Hacker News new | past | comments | ask | show | jobs | submit login
The original “Hello World”: B. W. Kernighan's intro to B (1973) (archive.org)
113 points by nanna on May 6, 2021 | hide | past | favorite | 55 comments



There’s a literary reference as well. Remember the delicate and understated lowercase beginning of the evergreen first program. Most other programming examples get this wrong and I miss it sorely:

    hello, world.
My guess is it refers to archy and mehitabel, very popular early 20th century free verse poetry by Don Marquis. His work was still very much in favor with intellectuals around the time of B’s creation. Or it might have been influenced by the poet e.e. cummings.


<pulls BCPL book from shelf>

Although the book was written in 1979, BCPL dates to 1967. There is a hello, world example on page 8. Wondering if it is likely that hello, world as a simple example program really began with B?


There is some discussion here: https://en.wikipedia.org/wiki/B_(programming_language)

BCPL -> B -> C (perhaps) but there is a lot of overlap. C came out around 1973.

As you say: Hello World is quite old and probably predates these Johnny-come-lately, fly by nights like C.


I am currently in the process of learning C and having never seen any B code before I am rather surprised at their striking similarities. What could C do at the time that B couldn’t? Why did C eventually replace B?

■ WRITTEN REQUEST 1
Return, word for word, the part of the Hello World thread that opens with the words containing "113 points by" and closes with "hello, world.".

■ DATA SUPPLIED
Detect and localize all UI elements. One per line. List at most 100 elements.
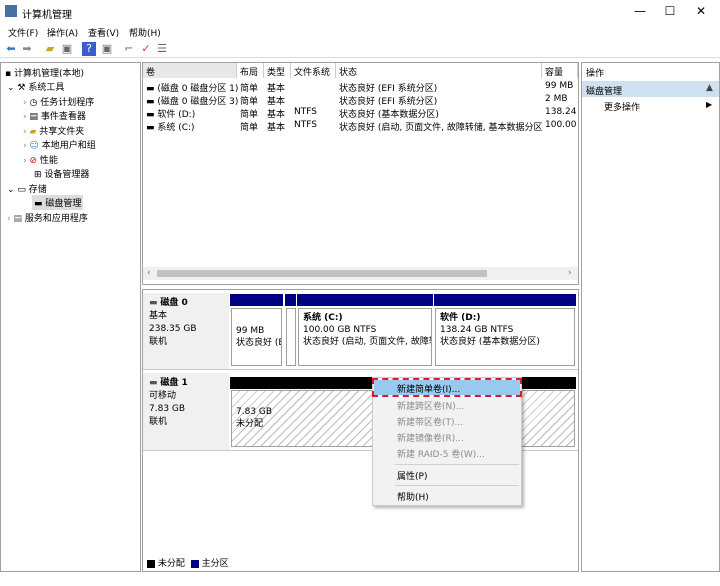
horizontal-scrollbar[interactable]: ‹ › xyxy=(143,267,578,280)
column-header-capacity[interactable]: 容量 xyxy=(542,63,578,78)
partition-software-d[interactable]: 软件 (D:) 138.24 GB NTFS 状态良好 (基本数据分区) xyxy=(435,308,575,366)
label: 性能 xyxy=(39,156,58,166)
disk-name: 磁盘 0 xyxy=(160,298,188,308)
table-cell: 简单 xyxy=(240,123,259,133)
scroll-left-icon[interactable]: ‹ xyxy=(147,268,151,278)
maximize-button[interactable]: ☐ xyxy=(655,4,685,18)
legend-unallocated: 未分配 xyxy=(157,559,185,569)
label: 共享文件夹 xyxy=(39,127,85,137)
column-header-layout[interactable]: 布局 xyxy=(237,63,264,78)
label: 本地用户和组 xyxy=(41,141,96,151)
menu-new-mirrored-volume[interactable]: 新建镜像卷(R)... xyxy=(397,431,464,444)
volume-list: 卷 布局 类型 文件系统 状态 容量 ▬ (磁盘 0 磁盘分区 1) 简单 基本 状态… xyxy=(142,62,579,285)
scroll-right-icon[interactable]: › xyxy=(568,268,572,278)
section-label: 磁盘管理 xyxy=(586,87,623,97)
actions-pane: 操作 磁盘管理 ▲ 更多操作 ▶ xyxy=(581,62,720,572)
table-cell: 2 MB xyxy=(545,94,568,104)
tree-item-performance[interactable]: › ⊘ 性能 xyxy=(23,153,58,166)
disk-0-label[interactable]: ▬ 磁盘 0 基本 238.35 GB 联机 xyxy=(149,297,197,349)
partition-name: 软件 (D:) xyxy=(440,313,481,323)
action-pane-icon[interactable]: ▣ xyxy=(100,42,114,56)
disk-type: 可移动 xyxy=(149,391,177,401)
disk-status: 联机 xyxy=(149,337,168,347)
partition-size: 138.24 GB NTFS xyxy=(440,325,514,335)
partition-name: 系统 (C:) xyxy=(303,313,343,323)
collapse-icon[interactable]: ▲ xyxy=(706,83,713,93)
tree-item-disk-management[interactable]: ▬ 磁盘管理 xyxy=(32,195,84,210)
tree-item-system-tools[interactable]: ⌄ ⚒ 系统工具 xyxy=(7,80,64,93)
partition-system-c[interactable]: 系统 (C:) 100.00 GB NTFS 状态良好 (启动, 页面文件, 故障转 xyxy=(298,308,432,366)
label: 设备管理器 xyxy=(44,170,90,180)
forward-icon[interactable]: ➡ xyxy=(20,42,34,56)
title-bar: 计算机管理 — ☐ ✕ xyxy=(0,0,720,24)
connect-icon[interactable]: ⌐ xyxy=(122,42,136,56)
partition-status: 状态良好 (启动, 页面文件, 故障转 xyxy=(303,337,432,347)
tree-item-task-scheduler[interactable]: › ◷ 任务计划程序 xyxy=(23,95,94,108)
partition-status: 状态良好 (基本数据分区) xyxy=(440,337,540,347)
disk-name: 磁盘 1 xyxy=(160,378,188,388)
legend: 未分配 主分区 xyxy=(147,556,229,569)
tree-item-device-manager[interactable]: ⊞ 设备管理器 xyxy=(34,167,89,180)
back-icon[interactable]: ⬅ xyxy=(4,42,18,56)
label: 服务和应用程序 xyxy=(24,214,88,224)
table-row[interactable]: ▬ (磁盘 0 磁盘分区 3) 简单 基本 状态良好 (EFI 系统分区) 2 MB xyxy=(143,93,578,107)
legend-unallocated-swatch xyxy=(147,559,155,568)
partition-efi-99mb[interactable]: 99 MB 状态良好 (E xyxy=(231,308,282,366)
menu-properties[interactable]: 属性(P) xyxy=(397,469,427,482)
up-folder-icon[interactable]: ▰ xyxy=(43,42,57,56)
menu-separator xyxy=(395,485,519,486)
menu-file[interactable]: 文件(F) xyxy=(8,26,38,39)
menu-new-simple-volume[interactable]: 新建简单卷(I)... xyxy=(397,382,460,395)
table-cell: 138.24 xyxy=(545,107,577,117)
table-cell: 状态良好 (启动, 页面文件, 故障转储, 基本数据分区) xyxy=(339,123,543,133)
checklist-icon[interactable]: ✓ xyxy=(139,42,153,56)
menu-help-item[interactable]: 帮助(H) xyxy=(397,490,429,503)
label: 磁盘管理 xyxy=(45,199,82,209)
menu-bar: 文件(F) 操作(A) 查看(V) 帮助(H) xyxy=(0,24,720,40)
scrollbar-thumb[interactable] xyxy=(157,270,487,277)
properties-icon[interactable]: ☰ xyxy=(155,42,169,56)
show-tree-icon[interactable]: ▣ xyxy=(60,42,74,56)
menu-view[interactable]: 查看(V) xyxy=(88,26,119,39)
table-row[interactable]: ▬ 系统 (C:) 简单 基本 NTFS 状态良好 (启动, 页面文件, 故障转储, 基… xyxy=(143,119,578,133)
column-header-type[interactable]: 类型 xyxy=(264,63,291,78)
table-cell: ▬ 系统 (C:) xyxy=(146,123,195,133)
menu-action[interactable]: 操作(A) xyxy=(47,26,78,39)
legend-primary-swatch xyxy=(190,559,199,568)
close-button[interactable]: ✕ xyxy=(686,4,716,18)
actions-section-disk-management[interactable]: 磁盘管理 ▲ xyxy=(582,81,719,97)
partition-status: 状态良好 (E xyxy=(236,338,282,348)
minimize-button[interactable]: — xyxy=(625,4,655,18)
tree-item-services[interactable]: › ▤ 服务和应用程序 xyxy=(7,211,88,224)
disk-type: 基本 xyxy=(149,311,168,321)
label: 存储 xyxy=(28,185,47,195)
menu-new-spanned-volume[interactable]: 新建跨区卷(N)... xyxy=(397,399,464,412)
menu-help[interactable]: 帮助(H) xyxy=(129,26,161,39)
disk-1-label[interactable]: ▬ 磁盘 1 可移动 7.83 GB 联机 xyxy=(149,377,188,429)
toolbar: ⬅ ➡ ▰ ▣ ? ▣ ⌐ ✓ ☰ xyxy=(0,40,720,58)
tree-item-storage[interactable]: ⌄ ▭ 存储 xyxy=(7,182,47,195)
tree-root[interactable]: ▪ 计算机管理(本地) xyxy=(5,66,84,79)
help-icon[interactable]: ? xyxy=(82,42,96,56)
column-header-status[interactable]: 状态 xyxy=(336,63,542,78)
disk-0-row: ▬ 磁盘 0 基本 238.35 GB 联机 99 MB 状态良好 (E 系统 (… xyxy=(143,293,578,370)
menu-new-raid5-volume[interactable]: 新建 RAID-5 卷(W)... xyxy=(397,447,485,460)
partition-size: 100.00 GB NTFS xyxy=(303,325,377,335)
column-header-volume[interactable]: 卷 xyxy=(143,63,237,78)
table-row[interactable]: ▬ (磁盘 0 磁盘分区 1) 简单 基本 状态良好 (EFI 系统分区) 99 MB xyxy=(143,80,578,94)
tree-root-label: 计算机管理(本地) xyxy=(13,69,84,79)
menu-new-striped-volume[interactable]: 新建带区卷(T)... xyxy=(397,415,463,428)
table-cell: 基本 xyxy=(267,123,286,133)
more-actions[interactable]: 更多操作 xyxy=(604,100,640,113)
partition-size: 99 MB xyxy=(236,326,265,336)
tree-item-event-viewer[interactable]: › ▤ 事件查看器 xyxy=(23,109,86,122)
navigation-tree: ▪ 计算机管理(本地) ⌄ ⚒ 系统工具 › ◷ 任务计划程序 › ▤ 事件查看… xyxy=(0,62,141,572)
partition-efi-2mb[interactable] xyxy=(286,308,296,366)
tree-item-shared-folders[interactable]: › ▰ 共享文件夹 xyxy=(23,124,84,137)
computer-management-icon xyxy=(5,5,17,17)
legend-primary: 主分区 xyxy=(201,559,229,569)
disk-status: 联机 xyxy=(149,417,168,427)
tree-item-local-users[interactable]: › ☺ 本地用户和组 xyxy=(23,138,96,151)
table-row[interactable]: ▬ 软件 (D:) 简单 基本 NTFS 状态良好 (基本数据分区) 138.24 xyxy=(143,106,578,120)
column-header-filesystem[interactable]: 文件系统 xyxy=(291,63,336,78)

■ WRITTEN REQUEST 2
In the records, edit the part that opens with the line containing "horizontal-scrollbar[interactable]: ‹ ›" and closes with the line containing "tree-item-task-scheduler[interactable]: › ◷" by putting "restore-button" in place of "maximize-button" and keeping everything else the same. Give back only those lines.

■ CORRECT RESPONSE 1
113 points by nanna on May 6, 2021 | hide | past | favorite | 55 comments



There’s a literary reference as well. Remember the delicate and understated lowercase beginning of the evergreen first program. Most other programming examples get this wrong and I miss it sorely:

    hello, world.

■ CORRECT RESPONSE 2
horizontal-scrollbar[interactable]: ‹ › xyxy=(143,267,578,280)
column-header-capacity[interactable]: 容量 xyxy=(542,63,578,78)
partition-software-d[interactable]: 软件 (D:) 138.24 GB NTFS 状态良好 (基本数据分区) xyxy=(435,308,575,366)
label: 性能 xyxy=(39,156,58,166)
disk-name: 磁盘 0 xyxy=(160,298,188,308)
table-cell: 简单 xyxy=(240,123,259,133)
scroll-left-icon[interactable]: ‹ xyxy=(147,268,151,278)
restore-button[interactable]: ☐ xyxy=(655,4,685,18)
legend-unallocated: 未分配 xyxy=(157,559,185,569)
label: 共享文件夹 xyxy=(39,127,85,137)
column-header-layout[interactable]: 布局 xyxy=(237,63,264,78)
label: 本地用户和组 xyxy=(41,141,96,151)
menu-new-mirrored-volume[interactable]: 新建镜像卷(R)... xyxy=(397,431,464,444)
volume-list: 卷 布局 类型 文件系统 状态 容量 ▬ (磁盘 0 磁盘分区 1) 简单 基本 状态… xyxy=(142,62,579,285)
scroll-right-icon[interactable]: › xyxy=(568,268,572,278)
section-label: 磁盘管理 xyxy=(586,87,623,97)
actions-pane: 操作 磁盘管理 ▲ 更多操作 ▶ xyxy=(581,62,720,572)
table-cell: 2 MB xyxy=(545,94,568,104)
tree-item-performance[interactable]: › ⊘ 性能 xyxy=(23,153,58,166)
disk-0-label[interactable]: ▬ 磁盘 0 基本 238.35 GB 联机 xyxy=(149,297,197,349)
partition-name: 软件 (D:) xyxy=(440,313,481,323)
action-pane-icon[interactable]: ▣ xyxy=(100,42,114,56)
disk-type: 可移动 xyxy=(149,391,177,401)
disk-status: 联机 xyxy=(149,337,168,347)
partition-size: 138.24 GB NTFS xyxy=(440,325,514,335)
partition-name: 系统 (C:) xyxy=(303,313,343,323)
collapse-icon[interactable]: ▲ xyxy=(706,83,713,93)
tree-item-disk-management[interactable]: ▬ 磁盘管理 xyxy=(32,195,84,210)
tree-item-system-tools[interactable]: ⌄ ⚒ 系统工具 xyxy=(7,80,64,93)
partition-system-c[interactable]: 系统 (C:) 100.00 GB NTFS 状态良好 (启动, 页面文件, 故障转 xyxy=(298,308,432,366)
label: 设备管理器 xyxy=(44,170,90,180)
forward-icon[interactable]: ➡ xyxy=(20,42,34,56)
title-bar: 计算机管理 — ☐ ✕ xyxy=(0,0,720,24)
connect-icon[interactable]: ⌐ xyxy=(122,42,136,56)
partition-status: 状态良好 (启动, 页面文件, 故障转 xyxy=(303,337,432,347)
tree-item-task-scheduler[interactable]: › ◷ 任务计划程序 xyxy=(23,95,94,108)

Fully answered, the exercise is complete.